[Dataset excerpt]
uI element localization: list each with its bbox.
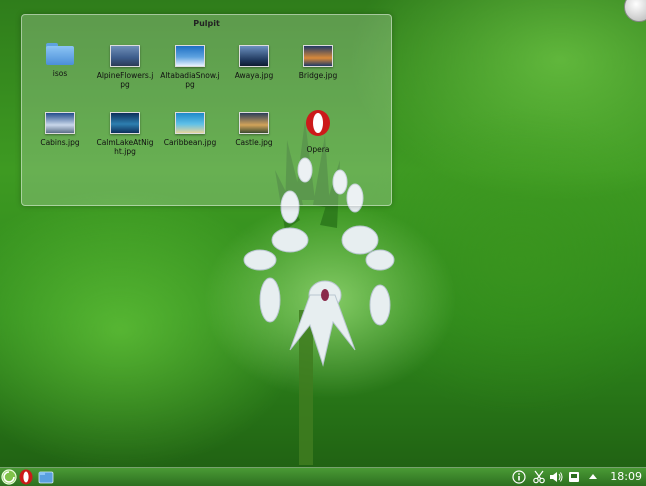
item-label: AltabadiaSnow.jpg — [160, 71, 220, 89]
desktop-item-alpineflowers[interactable]: AlpineFlowers.jpg — [95, 45, 155, 89]
desktop-item-bridge[interactable]: Bridge.jpg — [288, 45, 348, 80]
volume-icon[interactable] — [549, 470, 563, 484]
image-thumbnail-icon — [175, 45, 205, 67]
dolphin-file-manager-icon[interactable] — [38, 469, 54, 485]
klipper-scissors-icon[interactable] — [532, 470, 546, 484]
item-label: Awaya.jpg — [234, 71, 274, 80]
info-icon[interactable] — [512, 470, 526, 484]
item-label: isos — [52, 69, 68, 78]
bottom-panel: 18:09 — [0, 467, 646, 486]
desktop-item-isos[interactable]: isos — [30, 43, 90, 78]
item-label: CalmLakeAtNight.jpg — [96, 138, 154, 156]
folder-view-title: Pulpit — [193, 19, 220, 28]
item-label: Castle.jpg — [235, 138, 273, 147]
desktop-item-opera[interactable]: Opera — [288, 109, 348, 154]
image-thumbnail-icon — [45, 112, 75, 134]
desktop-toolbox-button[interactable] — [624, 0, 646, 22]
opera-icon[interactable] — [19, 469, 33, 485]
image-thumbnail-icon — [110, 45, 140, 67]
opera-icon — [306, 110, 330, 136]
desktop-item-calmlakeatnight[interactable]: CalmLakeAtNight.jpg — [95, 112, 155, 156]
item-label: Caribbean.jpg — [163, 138, 217, 147]
item-label: Cabins.jpg — [40, 138, 80, 147]
tray-expand-arrow-icon[interactable] — [586, 470, 600, 484]
item-label: Opera — [306, 145, 330, 154]
item-label: AlpineFlowers.jpg — [96, 71, 154, 89]
image-thumbnail-icon — [110, 112, 140, 134]
item-label: Bridge.jpg — [298, 71, 338, 80]
panel-clock[interactable]: 18:09 — [610, 470, 642, 483]
desktop-item-castle[interactable]: Castle.jpg — [224, 112, 284, 147]
desktop-item-awaya[interactable]: Awaya.jpg — [224, 45, 284, 80]
image-thumbnail-icon — [239, 112, 269, 134]
image-thumbnail-icon — [175, 112, 205, 134]
desktop-item-cabins[interactable]: Cabins.jpg — [30, 112, 90, 147]
folder-icon — [46, 43, 74, 65]
image-thumbnail-icon — [303, 45, 333, 67]
kickoff-launcher-icon[interactable] — [1, 469, 17, 485]
folder-view-widget[interactable]: Pulpit isos AlpineFlowers.jpg AltabadiaS… — [21, 14, 392, 206]
image-thumbnail-icon — [239, 45, 269, 67]
desktop-item-altabadiasnow[interactable]: AltabadiaSnow.jpg — [160, 45, 220, 89]
device-notifier-icon[interactable] — [567, 470, 581, 484]
desktop-item-caribbean[interactable]: Caribbean.jpg — [160, 112, 220, 147]
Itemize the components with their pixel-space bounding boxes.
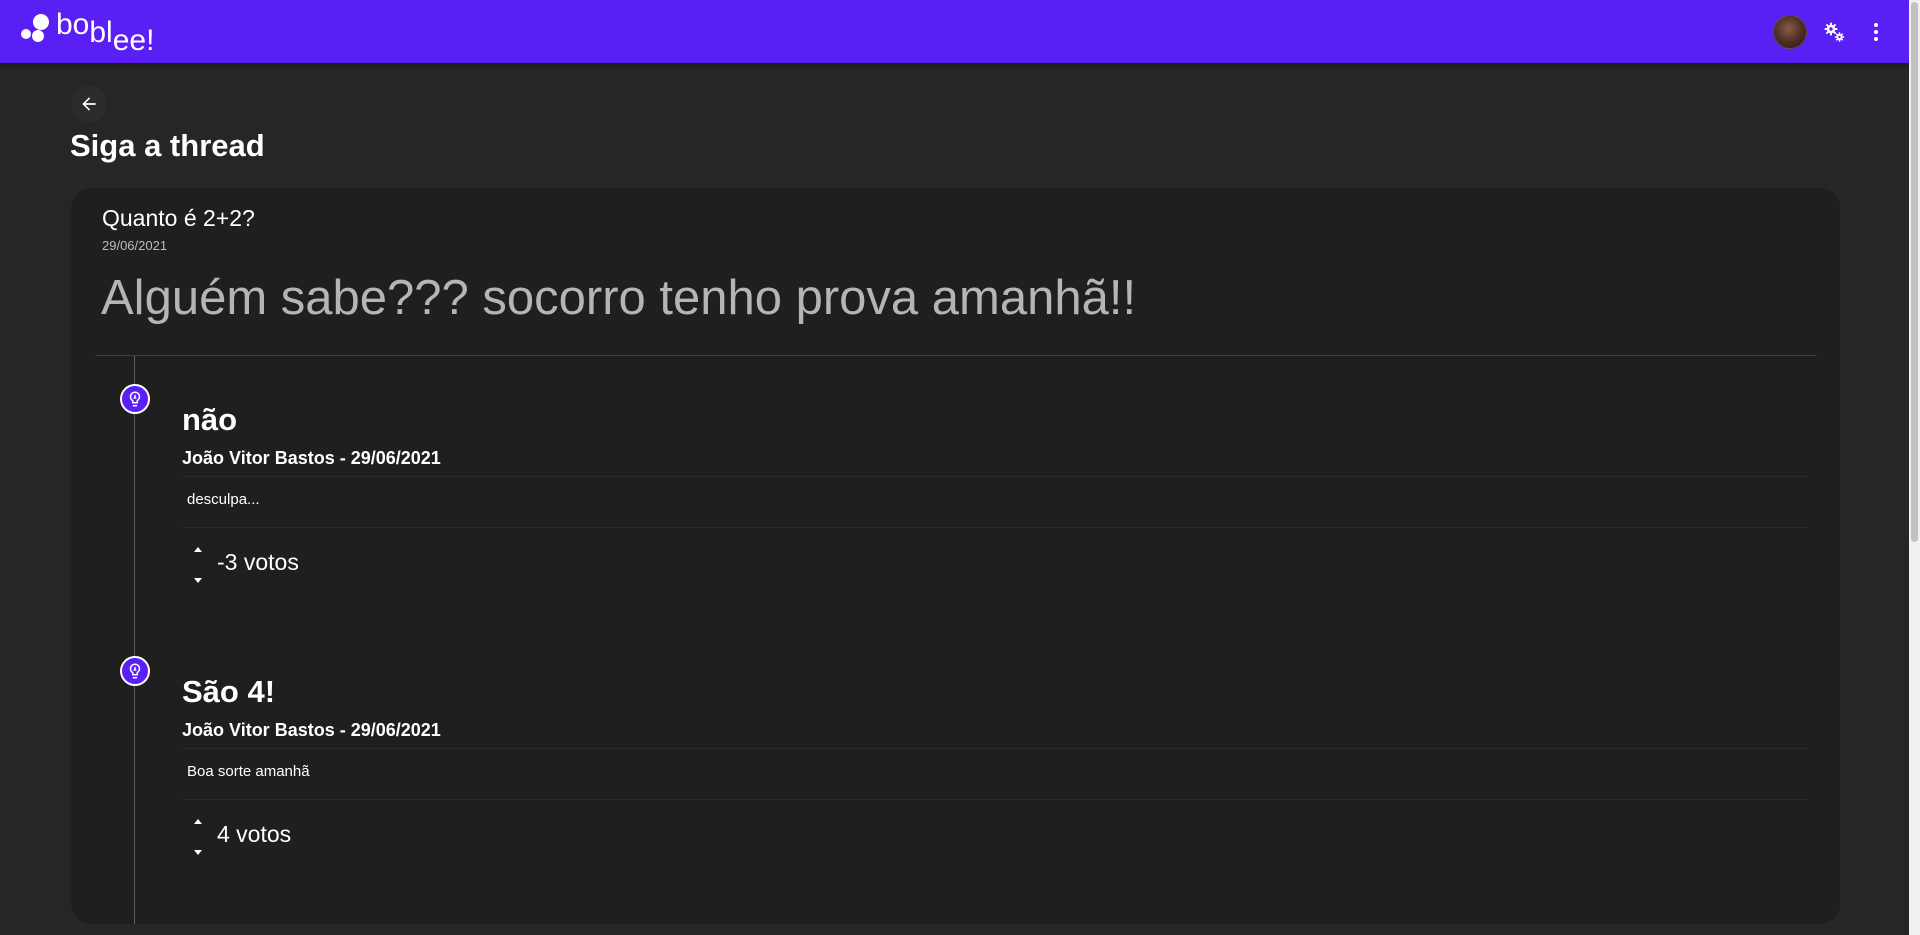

## [Task details]
Please copy out every line of the material above verbatim, omitting the pictures.

## [Answer in full]
uI element localization: list each with its bbox.
item-label: AltabadiaSnow.jpg — [160, 71, 220, 89]
desktop-item-alpineflowers[interactable]: AlpineFlowers.jpg — [95, 45, 155, 89]
desktop-item-bridge[interactable]: Bridge.jpg — [288, 45, 348, 80]
volume-icon[interactable] — [549, 470, 563, 484]
image-thumbnail-icon — [175, 45, 205, 67]
dolphin-file-manager-icon[interactable] — [38, 469, 54, 485]
klipper-scissors-icon[interactable] — [532, 470, 546, 484]
item-label: Awaya.jpg — [234, 71, 274, 80]
info-icon[interactable] — [512, 470, 526, 484]
item-label: isos — [52, 69, 68, 78]
bottom-panel: 18:09 — [0, 467, 646, 486]
desktop-item-isos[interactable]: isos — [30, 43, 90, 78]
item-label: CalmLakeAtNight.jpg — [96, 138, 154, 156]
folder-view-title: Pulpit — [193, 19, 220, 28]
item-label: Castle.jpg — [235, 138, 273, 147]
desktop-item-opera[interactable]: Opera — [288, 109, 348, 154]
image-thumbnail-icon — [45, 112, 75, 134]
desktop-toolbox-button[interactable] — [624, 0, 646, 22]
opera-icon[interactable] — [19, 469, 33, 485]
image-thumbnail-icon — [110, 45, 140, 67]
opera-icon — [306, 110, 330, 136]
desktop-item-calmlakeatnight[interactable]: CalmLakeAtNight.jpg — [95, 112, 155, 156]
item-label: Caribbean.jpg — [163, 138, 217, 147]
item-label: Cabins.jpg — [40, 138, 80, 147]
tray-expand-arrow-icon[interactable] — [586, 470, 600, 484]
item-label: Opera — [306, 145, 330, 154]
item-label: AlpineFlowers.jpg — [96, 71, 154, 89]
image-thumbnail-icon — [110, 112, 140, 134]
item-label: Bridge.jpg — [298, 71, 338, 80]
panel-clock[interactable]: 18:09 — [610, 470, 642, 483]
desktop-item-castle[interactable]: Castle.jpg — [224, 112, 284, 147]
desktop-item-awaya[interactable]: Awaya.jpg — [224, 45, 284, 80]
image-thumbnail-icon — [239, 112, 269, 134]
image-thumbnail-icon — [175, 112, 205, 134]
desktop-item-cabins[interactable]: Cabins.jpg — [30, 112, 90, 147]
folder-icon — [46, 43, 74, 65]
image-thumbnail-icon — [303, 45, 333, 67]
kickoff-launcher-icon[interactable] — [1, 469, 17, 485]
folder-view-widget[interactable]: Pulpit isos AlpineFlowers.jpg AltabadiaS… — [21, 14, 392, 206]
image-thumbnail-icon — [239, 45, 269, 67]
desktop-item-altabadiasnow[interactable]: AltabadiaSnow.jpg — [160, 45, 220, 89]
device-notifier-icon[interactable] — [567, 470, 581, 484]
desktop-item-caribbean[interactable]: Caribbean.jpg — [160, 112, 220, 147]
Itemize the components with their pixel-space bounding boxes.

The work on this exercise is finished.